— Start —
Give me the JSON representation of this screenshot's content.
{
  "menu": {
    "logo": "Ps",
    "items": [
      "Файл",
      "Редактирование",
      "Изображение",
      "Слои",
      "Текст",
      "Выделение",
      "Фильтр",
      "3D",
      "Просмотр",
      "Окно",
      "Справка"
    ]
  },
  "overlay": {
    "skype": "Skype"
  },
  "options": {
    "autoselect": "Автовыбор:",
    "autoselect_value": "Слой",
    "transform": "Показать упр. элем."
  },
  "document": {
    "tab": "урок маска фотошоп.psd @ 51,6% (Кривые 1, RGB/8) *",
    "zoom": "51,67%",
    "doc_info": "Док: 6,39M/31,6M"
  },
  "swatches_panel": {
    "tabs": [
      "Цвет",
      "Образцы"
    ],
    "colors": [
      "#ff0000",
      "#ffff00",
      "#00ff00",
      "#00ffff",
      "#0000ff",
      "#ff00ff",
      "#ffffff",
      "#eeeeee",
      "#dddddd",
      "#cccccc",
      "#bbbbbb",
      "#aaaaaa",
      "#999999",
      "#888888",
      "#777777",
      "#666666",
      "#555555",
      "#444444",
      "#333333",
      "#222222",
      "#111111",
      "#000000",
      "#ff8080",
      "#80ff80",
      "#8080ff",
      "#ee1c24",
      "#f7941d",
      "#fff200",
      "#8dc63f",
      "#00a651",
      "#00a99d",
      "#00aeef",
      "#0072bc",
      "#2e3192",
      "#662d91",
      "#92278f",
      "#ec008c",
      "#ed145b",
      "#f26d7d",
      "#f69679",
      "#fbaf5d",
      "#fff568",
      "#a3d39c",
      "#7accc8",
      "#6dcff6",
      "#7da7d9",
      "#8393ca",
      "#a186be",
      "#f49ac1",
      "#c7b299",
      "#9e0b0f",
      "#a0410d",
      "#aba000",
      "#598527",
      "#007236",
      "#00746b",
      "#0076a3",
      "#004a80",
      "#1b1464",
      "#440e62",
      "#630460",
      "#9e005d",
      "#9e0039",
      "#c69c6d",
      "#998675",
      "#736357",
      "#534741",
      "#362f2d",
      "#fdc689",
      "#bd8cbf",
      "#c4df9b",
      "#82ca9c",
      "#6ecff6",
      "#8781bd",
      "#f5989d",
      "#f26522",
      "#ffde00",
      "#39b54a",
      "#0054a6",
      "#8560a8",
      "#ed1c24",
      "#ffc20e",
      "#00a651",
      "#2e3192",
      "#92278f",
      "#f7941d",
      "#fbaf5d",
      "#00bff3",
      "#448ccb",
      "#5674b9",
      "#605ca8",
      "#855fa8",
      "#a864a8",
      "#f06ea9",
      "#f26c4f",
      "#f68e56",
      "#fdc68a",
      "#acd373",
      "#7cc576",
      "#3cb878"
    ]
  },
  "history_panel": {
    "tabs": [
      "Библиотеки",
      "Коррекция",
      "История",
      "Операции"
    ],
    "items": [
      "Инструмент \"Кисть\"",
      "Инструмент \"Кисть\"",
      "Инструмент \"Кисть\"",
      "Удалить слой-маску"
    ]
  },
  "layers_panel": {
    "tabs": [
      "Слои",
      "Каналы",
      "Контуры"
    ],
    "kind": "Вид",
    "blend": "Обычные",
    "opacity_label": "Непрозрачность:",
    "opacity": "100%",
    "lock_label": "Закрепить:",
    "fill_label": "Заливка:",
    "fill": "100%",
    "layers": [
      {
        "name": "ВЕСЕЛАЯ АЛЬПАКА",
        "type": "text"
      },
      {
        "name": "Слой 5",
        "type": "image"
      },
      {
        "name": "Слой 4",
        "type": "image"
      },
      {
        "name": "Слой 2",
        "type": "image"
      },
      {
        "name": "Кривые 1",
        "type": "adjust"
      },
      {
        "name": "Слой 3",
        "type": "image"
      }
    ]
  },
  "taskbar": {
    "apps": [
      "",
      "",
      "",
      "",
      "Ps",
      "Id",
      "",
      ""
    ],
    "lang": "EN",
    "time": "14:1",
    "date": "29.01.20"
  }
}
— End —
- **Written request**
Each line in the material above must be retyped without alteration.

- **The result**
Give me the JSON representation of this screenshot's content.
{
  "menu": {
    "logo": "Ps",
    "items": [
      "Файл",
      "Редактирование",
      "Изображение",
      "Слои",
      "Текст",
      "Выделение",
      "Фильтр",
      "3D",
      "Просмотр",
      "Окно",
      "Справка"
    ]
  },
  "overlay": {
    "skype": "Skype"
  },
  "options": {
    "autoselect": "Автовыбор:",
    "autoselect_value": "Слой",
    "transform": "Показать упр. элем."
  },
  "document": {
    "tab": "урок маска фотошоп.psd @ 51,6% (Кривые 1, RGB/8) *",
    "zoom": "51,67%",
    "doc_info": "Док: 6,39M/31,6M"
  },
  "swatches_panel": {
    "tabs": [
      "Цвет",
      "Образцы"
    ],
    "colors": [
      "#ff0000",
      "#ffff00",
      "#00ff00",
      "#00ffff",
      "#0000ff",
      "#ff00ff",
      "#ffffff",
      "#eeeeee",
      "#dddddd",
      "#cccccc",
      "#bbbbbb",
      "#aaaaaa",
      "#999999",
      "#888888",
      "#777777",
      "#666666",
      "#555555",
      "#444444",
      "#333333",
      "#222222",
      "#111111",
      "#000000",
      "#ff8080",
      "#80ff80",
      "#8080ff",
      "#ee1c24",
      "#f7941d",
      "#fff200",
      "#8dc63f",
      "#00a651",
      "#00a99d",
      "#00aeef",
      "#0072bc",
      "#2e3192",
      "#662d91",
      "#92278f",
      "#ec008c",
      "#ed145b",
      "#f26d7d",
      "#f69679",
      "#fbaf5d",
      "#fff568",
      "#a3d39c",
      "#7accc8",
      "#6dcff6",
      "#7da7d9",
      "#8393ca",
      "#a186be",
      "#f49ac1",
      "#c7b299",
      "#9e0b0f",
      "#a0410d",
      "#aba000",
      "#598527",
      "#007236",
      "#00746b",
      "#0076a3",
      "#004a80",
      "#1b1464",
      "#440e62",
      "#630460",
      "#9e005d",
      "#9e0039",
      "#c69c6d",
      "#998675",
      "#736357",
      "#534741",
      "#362f2d",
      "#fdc689",
      "#bd8cbf",
      "#c4df9b",
      "#82ca9c",
      "#6ecff6",
      "#8781bd",
      "#f5989d",
      "#f26522",
      "#ffde00",
      "#39b54a",
      "#0054a6",
      "#8560a8",
      "#ed1c24",
      "#ffc20e",
      "#00a651",
      "#2e3192",
      "#92278f",
      "#f7941d",
      "#fbaf5d",
      "#00bff3",
      "#448ccb",
      "#5674b9",
      "#605ca8",
      "#855fa8",
      "#a864a8",
      "#f06ea9",
      "#f26c4f",
      "#f68e56",
      "#fdc68a",
      "#acd373",
      "#7cc576",
      "#3cb878"
    ]
  },
  "history_panel": {
    "tabs": [
      "Библиотеки",
      "Коррекция",
      "История",
      "Операции"
    ],
    "items": [
      "Инструмент \"Кисть\"",
      "Инструмент \"Кисть\"",
      "Инструмент \"Кисть\"",
      "Удалить слой-маску"
    ]
  },
  "layers_panel": {
    "tabs": [
      "Слои",
      "Каналы",
      "Контуры"
    ],
    "kind": "Вид",
    "blend": "Обычные",
    "opacity_label": "Непрозрачность:",
    "opacity": "100%",
    "lock_label": "Закрепить:",
    "fill_label": "Заливка:",
    "fill": "100%",
    "layers": [
      {
        "name": "ВЕСЕЛАЯ АЛЬПАКА",
        "type": "text"
      },
      {
        "name": "Слой 5",
        "type": "image"
      },
      {
        "name": "Слой 4",
        "type": "image"
      },
      {
        "name": "Слой 2",
        "type": "image"
      },
      {
        "name": "Кривые 1",
        "type": "adjust"
      },
      {
        "name": "Слой 3",
        "type": "image"
      }
    ]
  },
  "taskbar": {
    "apps": [
      "",
      "",
      "",
      "",
      "Ps",
      "Id",
      "",
      ""
    ],
    "lang": "EN",
    "time": "14:1",
    "date": "29.01.20"
  }
}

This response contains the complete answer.